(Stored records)
════════════════
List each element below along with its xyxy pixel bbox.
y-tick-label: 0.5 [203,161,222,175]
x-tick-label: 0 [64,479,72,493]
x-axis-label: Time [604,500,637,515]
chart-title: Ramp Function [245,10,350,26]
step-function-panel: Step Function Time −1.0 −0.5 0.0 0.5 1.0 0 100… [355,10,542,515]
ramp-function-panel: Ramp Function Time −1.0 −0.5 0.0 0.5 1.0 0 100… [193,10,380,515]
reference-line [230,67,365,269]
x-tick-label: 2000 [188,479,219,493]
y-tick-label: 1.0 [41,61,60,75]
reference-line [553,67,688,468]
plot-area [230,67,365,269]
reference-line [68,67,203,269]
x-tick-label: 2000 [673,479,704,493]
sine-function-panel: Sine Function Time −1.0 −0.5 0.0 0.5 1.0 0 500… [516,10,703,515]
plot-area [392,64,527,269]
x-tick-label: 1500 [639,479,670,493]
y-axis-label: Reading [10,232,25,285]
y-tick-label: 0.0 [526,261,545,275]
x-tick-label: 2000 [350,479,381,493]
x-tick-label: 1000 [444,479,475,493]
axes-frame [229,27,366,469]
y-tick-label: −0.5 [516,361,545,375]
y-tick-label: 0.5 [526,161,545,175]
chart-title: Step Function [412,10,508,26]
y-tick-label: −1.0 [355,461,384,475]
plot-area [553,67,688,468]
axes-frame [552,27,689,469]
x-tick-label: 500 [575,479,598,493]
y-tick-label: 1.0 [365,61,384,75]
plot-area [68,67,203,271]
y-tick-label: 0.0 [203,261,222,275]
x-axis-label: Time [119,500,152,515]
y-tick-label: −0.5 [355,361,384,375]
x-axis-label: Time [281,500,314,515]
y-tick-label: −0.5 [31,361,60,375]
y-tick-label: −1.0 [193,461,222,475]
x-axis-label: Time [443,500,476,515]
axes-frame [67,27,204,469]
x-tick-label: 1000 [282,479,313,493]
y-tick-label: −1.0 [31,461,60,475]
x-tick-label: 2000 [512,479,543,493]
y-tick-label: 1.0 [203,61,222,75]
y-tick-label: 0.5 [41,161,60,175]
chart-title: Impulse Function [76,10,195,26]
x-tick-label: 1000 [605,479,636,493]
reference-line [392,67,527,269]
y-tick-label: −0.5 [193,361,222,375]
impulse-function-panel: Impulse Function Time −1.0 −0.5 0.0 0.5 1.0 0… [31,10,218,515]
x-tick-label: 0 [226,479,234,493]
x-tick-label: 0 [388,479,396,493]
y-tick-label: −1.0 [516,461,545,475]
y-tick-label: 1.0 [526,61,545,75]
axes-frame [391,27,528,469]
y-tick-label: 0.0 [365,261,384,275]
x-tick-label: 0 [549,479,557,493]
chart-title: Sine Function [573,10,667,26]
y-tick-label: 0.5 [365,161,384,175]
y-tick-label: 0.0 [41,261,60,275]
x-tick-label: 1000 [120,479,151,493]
════════════════
Output every line of the stored records above as a Markdown table with the columns Row and Line, numbering each row and leaving out blank lines.

COMPLETED EXERCISE.
| Row | Line |
|---|---|
| 1 | List each element below along with its xyxy pixel bbox. |
| 2 | y-tick-label: 0.5 [203,161,222,175] |
| 3 | x-tick-label: 0 [64,479,72,493] |
| 4 | x-axis-label: Time [604,500,637,515] |
| 5 | chart-title: Ramp Function [245,10,350,26] |
| 6 | step-function-panel: Step Function Time −1.0 −0.5 0.0 0.5 1.0 0 100… [355,10,542,515] |
| 7 | ramp-function-panel: Ramp Function Time −1.0 −0.5 0.0 0.5 1.0 0 100… [193,10,380,515] |
| 8 | reference-line [230,67,365,269] |
| 9 | x-tick-label: 2000 [188,479,219,493] |
| 10 | y-tick-label: 1.0 [41,61,60,75] |
| 11 | reference-line [553,67,688,468] |
| 12 | plot-area [230,67,365,269] |
| 13 | reference-line [68,67,203,269] |
| 14 | x-tick-label: 2000 [673,479,704,493] |
| 15 | sine-function-panel: Sine Function Time −1.0 −0.5 0.0 0.5 1.0 0 500… [516,10,703,515] |
| 16 | plot-area [392,64,527,269] |
| 17 | x-tick-label: 1500 [639,479,670,493] |
| 18 | y-axis-label: Reading [10,232,25,285] |
| 19 | y-tick-label: 0.0 [526,261,545,275] |
| 20 | x-tick-label: 2000 [350,479,381,493] |
| 21 | x-tick-label: 1000 [444,479,475,493] |
| 22 | axes-frame [229,27,366,469] |
| 23 | y-tick-label: −0.5 [516,361,545,375] |
| 24 | y-tick-label: 0.5 [526,161,545,175] |
| 25 | chart-title: Step Function [412,10,508,26] |
| 26 | y-tick-label: −1.0 [355,461,384,475] |
| 27 | plot-area [553,67,688,468] |
| 28 | axes-frame [552,27,689,469] |
| 29 | x-tick-label: 500 [575,479,598,493] |
| 30 | y-tick-label: 1.0 [365,61,384,75] |
| 31 | plot-area [68,67,203,271] |
| 32 | y-tick-label: 0.0 [203,261,222,275] |
| 33 | x-axis-label: Time [119,500,152,515] |
| 34 | y-tick-label: −0.5 [355,361,384,375] |
| 35 | x-axis-label: Time [281,500,314,515] |
| 36 | y-tick-label: −0.5 [31,361,60,375] |
| 37 | y-tick-label: −1.0 [193,461,222,475] |
| 38 | x-axis-label: Time [443,500,476,515] |
| 39 | axes-frame [67,27,204,469] |
| 40 | x-tick-label: 1000 [282,479,313,493] |
| 41 | y-tick-label: −1.0 [31,461,60,475] |
| 42 | x-tick-label: 2000 [512,479,543,493] |
| 43 | y-tick-label: 1.0 [203,61,222,75] |
| 44 | y-tick-label: 0.5 [41,161,60,175] |
| 45 | chart-title: Impulse Function [76,10,195,26] |
| 46 | x-tick-label: 1000 [605,479,636,493] |
| 47 | reference-line [392,67,527,269] |
| 48 | y-tick-label: −0.5 [193,361,222,375] |
| 49 | impulse-function-panel: Impulse Function Time −1.0 −0.5 0.0 0.5 1.0 0… [31,10,218,515] |
| 50 | x-tick-label: 0 [226,479,234,493] |
| 51 | x-tick-label: 0 [388,479,396,493] |
| 52 | y-tick-label: −1.0 [516,461,545,475] |
| 53 | y-tick-label: 1.0 [526,61,545,75] |
| 54 | axes-frame [391,27,528,469] |
| 55 | y-tick-label: 0.0 [365,261,384,275] |
| 56 | x-tick-label: 0 [549,479,557,493] |
| 57 | chart-title: Sine Function [573,10,667,26] |
| 58 | y-tick-label: 0.5 [365,161,384,175] |
| 59 | y-tick-label: 0.0 [41,261,60,275] |
| 60 | x-tick-label: 1000 [120,479,151,493] |